• AIM:
Transcribe the records below in full; pictures stay out of the copy.

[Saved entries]
------

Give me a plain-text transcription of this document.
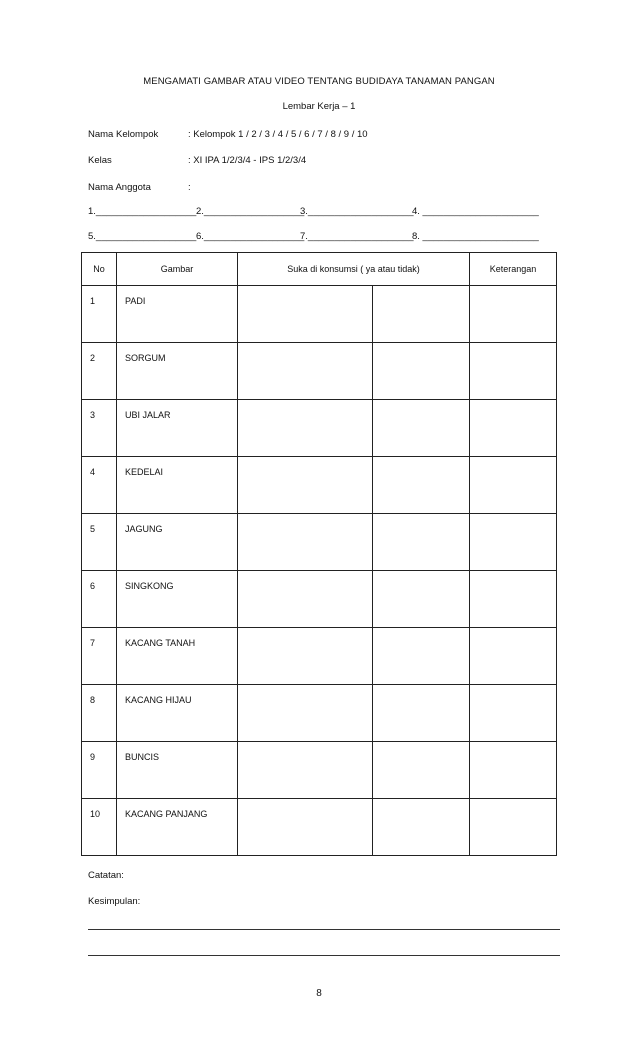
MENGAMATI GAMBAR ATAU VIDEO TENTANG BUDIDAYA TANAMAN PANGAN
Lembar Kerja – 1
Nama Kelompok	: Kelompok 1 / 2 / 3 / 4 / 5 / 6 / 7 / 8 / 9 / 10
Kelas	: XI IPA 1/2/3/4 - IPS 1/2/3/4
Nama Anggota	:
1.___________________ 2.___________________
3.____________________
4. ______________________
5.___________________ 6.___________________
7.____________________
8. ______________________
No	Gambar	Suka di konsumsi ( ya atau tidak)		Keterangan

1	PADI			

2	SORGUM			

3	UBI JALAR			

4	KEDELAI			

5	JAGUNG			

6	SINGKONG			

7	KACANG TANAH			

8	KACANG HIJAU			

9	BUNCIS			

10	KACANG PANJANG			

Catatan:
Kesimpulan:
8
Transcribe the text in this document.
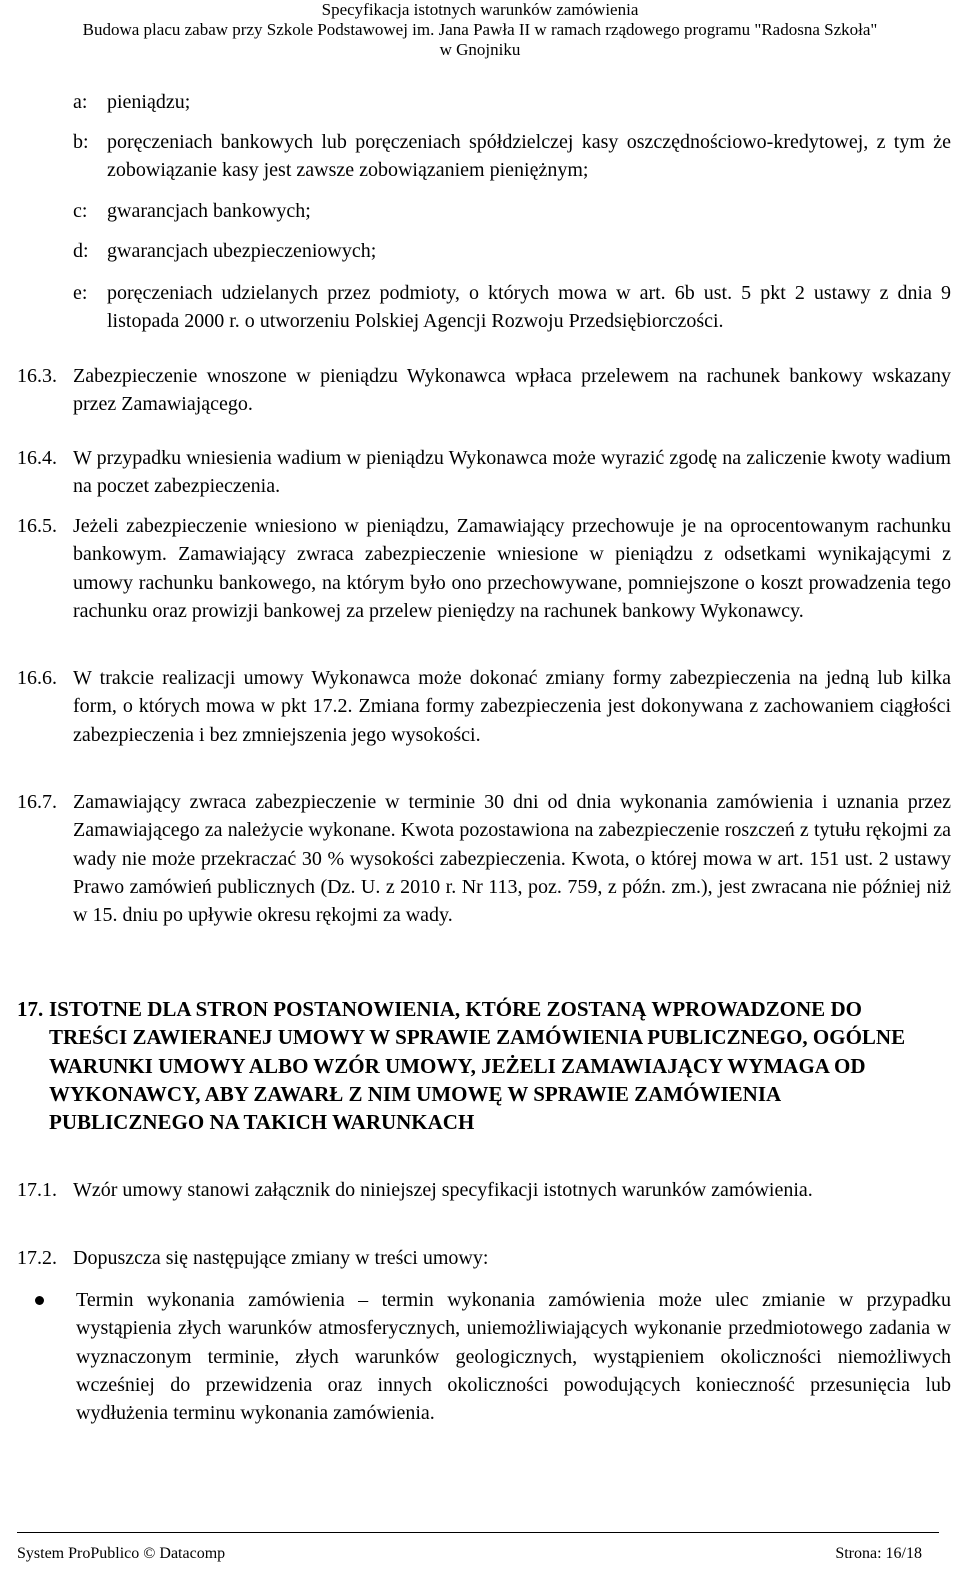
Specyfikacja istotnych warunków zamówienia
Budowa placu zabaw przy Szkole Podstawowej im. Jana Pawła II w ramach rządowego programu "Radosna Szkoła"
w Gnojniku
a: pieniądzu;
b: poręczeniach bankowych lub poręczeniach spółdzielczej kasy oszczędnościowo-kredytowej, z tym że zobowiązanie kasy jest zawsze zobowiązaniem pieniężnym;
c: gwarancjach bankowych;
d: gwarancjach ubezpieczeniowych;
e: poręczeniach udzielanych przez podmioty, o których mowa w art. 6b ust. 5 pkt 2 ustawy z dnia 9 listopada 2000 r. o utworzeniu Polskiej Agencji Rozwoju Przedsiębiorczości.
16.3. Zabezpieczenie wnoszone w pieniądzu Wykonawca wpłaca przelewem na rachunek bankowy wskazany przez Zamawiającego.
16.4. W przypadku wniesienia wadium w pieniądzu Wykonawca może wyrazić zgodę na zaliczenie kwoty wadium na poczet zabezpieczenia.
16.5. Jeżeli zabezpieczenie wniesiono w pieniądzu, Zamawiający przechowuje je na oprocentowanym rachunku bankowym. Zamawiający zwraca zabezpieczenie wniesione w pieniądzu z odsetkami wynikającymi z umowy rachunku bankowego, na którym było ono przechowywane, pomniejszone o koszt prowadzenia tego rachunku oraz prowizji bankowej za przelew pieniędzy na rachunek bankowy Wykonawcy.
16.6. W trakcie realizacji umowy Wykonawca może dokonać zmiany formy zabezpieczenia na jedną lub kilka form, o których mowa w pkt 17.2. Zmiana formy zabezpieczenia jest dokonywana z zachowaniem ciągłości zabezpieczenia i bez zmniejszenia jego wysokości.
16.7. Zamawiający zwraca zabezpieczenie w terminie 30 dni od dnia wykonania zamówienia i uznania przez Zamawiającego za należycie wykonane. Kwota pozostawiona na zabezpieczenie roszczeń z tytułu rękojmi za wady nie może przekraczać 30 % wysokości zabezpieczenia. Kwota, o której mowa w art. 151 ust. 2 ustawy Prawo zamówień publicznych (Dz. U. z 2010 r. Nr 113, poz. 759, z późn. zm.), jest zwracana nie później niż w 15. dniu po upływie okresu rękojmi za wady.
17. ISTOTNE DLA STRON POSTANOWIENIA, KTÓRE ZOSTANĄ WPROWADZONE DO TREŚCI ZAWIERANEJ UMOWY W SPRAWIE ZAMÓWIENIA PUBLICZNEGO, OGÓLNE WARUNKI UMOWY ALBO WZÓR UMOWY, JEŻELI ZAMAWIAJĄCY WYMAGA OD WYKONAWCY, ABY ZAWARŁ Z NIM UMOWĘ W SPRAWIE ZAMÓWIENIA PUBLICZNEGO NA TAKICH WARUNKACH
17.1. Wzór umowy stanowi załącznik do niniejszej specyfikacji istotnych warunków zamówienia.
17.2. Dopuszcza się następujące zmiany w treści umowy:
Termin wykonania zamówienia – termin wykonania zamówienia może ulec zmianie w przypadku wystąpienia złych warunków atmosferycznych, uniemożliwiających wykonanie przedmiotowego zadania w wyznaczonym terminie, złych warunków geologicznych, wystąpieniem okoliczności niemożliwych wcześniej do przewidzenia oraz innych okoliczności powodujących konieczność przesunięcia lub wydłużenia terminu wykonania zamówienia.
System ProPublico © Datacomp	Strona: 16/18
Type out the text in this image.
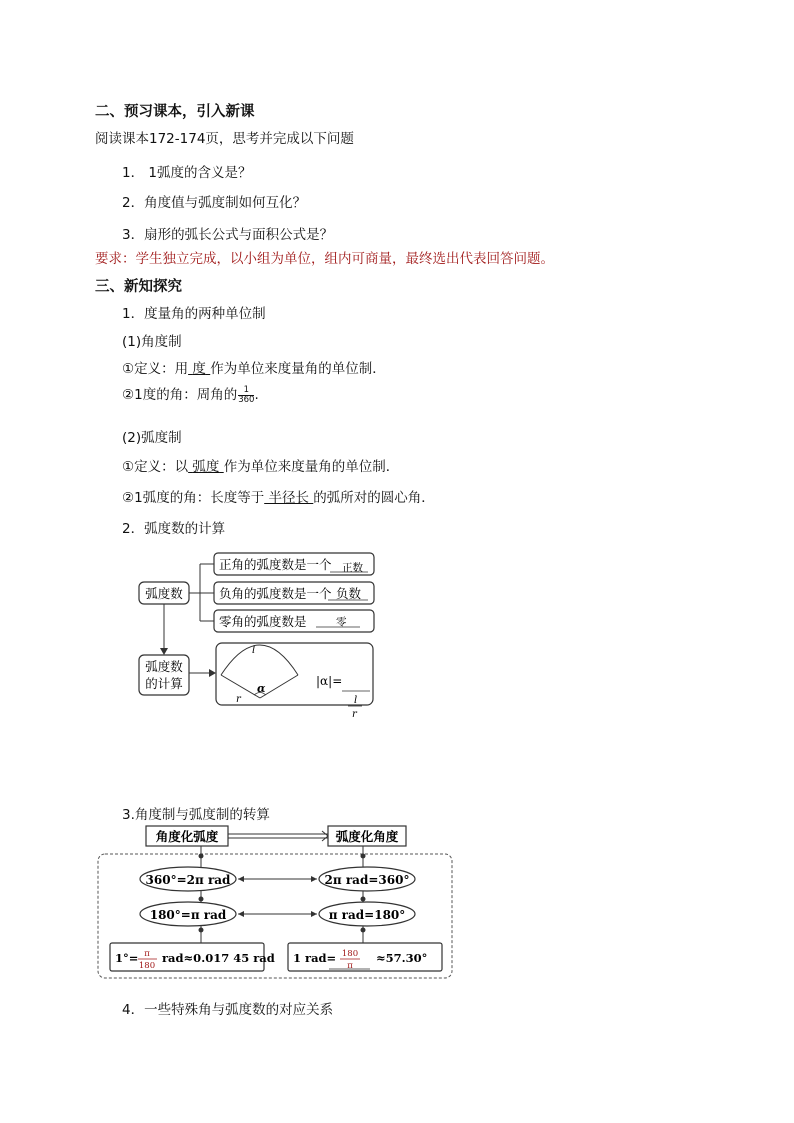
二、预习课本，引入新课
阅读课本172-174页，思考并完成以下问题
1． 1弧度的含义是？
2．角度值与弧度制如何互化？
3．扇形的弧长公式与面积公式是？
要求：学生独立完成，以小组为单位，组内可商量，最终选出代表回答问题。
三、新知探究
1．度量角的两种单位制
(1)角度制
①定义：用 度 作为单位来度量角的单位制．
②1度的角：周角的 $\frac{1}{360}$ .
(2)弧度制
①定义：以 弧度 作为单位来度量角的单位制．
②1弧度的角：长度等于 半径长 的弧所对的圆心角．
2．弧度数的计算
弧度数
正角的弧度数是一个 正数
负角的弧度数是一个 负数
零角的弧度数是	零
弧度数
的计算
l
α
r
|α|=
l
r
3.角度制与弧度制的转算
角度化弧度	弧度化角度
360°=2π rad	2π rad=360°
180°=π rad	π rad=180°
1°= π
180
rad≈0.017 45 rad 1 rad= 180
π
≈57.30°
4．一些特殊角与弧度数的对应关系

------

• COMPLETE ANSWER:
Give me a plain-text transcription of this document.
MENGAMATI GAMBAR ATAU VIDEO TENTANG BUDIDAYA TANAMAN PANGAN
Lembar Kerja – 1
Nama Kelompok	: Kelompok 1 / 2 / 3 / 4 / 5 / 6 / 7 / 8 / 9 / 10
Kelas	: XI IPA 1/2/3/4 - IPS 1/2/3/4
Nama Anggota	:
1.___________________ 2.___________________
3.____________________
4. ______________________
5.___________________ 6.___________________
7.____________________
8. ______________________
No	Gambar	Suka di konsumsi ( ya atau tidak)		Keterangan

1	PADI			

2	SORGUM			

3	UBI JALAR			

4	KEDELAI			

5	JAGUNG			

6	SINGKONG			

7	KACANG TANAH			

8	KACANG HIJAU			

9	BUNCIS			

10	KACANG PANJANG			

Catatan:
Kesimpulan:
8
Transcribe the text in this document.
Specyfikacja istotnych warunków zamówienia
Budowa placu zabaw przy Szkole Podstawowej im. Jana Pawła II w ramach rządowego programu "Radosna Szkoła"
w Gnojniku
a: pieniądzu;
b: poręczeniach bankowych lub poręczeniach spółdzielczej kasy oszczędnościowo-kredytowej, z tym że zobowiązanie kasy jest zawsze zobowiązaniem pieniężnym;
c: gwarancjach bankowych;
d: gwarancjach ubezpieczeniowych;
e: poręczeniach udzielanych przez podmioty, o których mowa w art. 6b ust. 5 pkt 2 ustawy z dnia 9 listopada 2000 r. o utworzeniu Polskiej Agencji Rozwoju Przedsiębiorczości.
16.3. Zabezpieczenie wnoszone w pieniądzu Wykonawca wpłaca przelewem na rachunek bankowy wskazany przez Zamawiającego.
16.4. W przypadku wniesienia wadium w pieniądzu Wykonawca może wyrazić zgodę na zaliczenie kwoty wadium na poczet zabezpieczenia.
16.5. Jeżeli zabezpieczenie wniesiono w pieniądzu, Zamawiający przechowuje je na oprocentowanym rachunku bankowym. Zamawiający zwraca zabezpieczenie wniesione w pieniądzu z odsetkami wynikającymi z umowy rachunku bankowego, na którym było ono przechowywane, pomniejszone o koszt prowadzenia tego rachunku oraz prowizji bankowej za przelew pieniędzy na rachunek bankowy Wykonawcy.
16.6. W trakcie realizacji umowy Wykonawca może dokonać zmiany formy zabezpieczenia na jedną lub kilka form, o których mowa w pkt 17.2. Zmiana formy zabezpieczenia jest dokonywana z zachowaniem ciągłości zabezpieczenia i bez zmniejszenia jego wysokości.
16.7. Zamawiający zwraca zabezpieczenie w terminie 30 dni od dnia wykonania zamówienia i uznania przez Zamawiającego za należycie wykonane. Kwota pozostawiona na zabezpieczenie roszczeń z tytułu rękojmi za wady nie może przekraczać 30 % wysokości zabezpieczenia. Kwota, o której mowa w art. 151 ust. 2 ustawy Prawo zamówień publicznych (Dz. U. z 2010 r. Nr 113, poz. 759, z późn. zm.), jest zwracana nie później niż w 15. dniu po upływie okresu rękojmi za wady.
17. ISTOTNE DLA STRON POSTANOWIENIA, KTÓRE ZOSTANĄ WPROWADZONE DO TREŚCI ZAWIERANEJ UMOWY W SPRAWIE ZAMÓWIENIA PUBLICZNEGO, OGÓLNE WARUNKI UMOWY ALBO WZÓR UMOWY, JEŻELI ZAMAWIAJĄCY WYMAGA OD WYKONAWCY, ABY ZAWARŁ Z NIM UMOWĘ W SPRAWIE ZAMÓWIENIA PUBLICZNEGO NA TAKICH WARUNKACH
17.1. Wzór umowy stanowi załącznik do niniejszej specyfikacji istotnych warunków zamówienia.
17.2. Dopuszcza się następujące zmiany w treści umowy:
Termin wykonania zamówienia – termin wykonania zamówienia może ulec zmianie w przypadku wystąpienia złych warunków atmosferycznych, uniemożliwiających wykonanie przedmiotowego zadania w wyznaczonym terminie, złych warunków geologicznych, wystąpieniem okoliczności niemożliwych wcześniej do przewidzenia oraz innych okoliczności powodujących konieczność przesunięcia lub wydłużenia terminu wykonania zamówienia.
System ProPublico © Datacomp	Strona: 16/18
Type out the text in this image.
二、预习课本，引入新课
阅读课本172-174页，思考并完成以下问题
1． 1弧度的含义是？
2．角度值与弧度制如何互化？
3．扇形的弧长公式与面积公式是？
要求：学生独立完成，以小组为单位，组内可商量，最终选出代表回答问题。
三、新知探究
1．度量角的两种单位制
(1)角度制
①定义：用 度 作为单位来度量角的单位制．
②1度的角：周角的 $\frac{1}{360}$ .
(2)弧度制
①定义：以 弧度 作为单位来度量角的单位制．
②1弧度的角：长度等于 半径长 的弧所对的圆心角．
2．弧度数的计算
弧度数
正角的弧度数是一个 正数
负角的弧度数是一个 负数
零角的弧度数是	零
弧度数
的计算
l
α
r
|α|=
l
r
3.角度制与弧度制的转算
角度化弧度	弧度化角度
360°=2π rad	2π rad=360°
180°=π rad	π rad=180°
1°= π
180
rad≈0.017 45 rad 1 rad= 180
π
≈57.30°
4．一些特殊角与弧度数的对应关系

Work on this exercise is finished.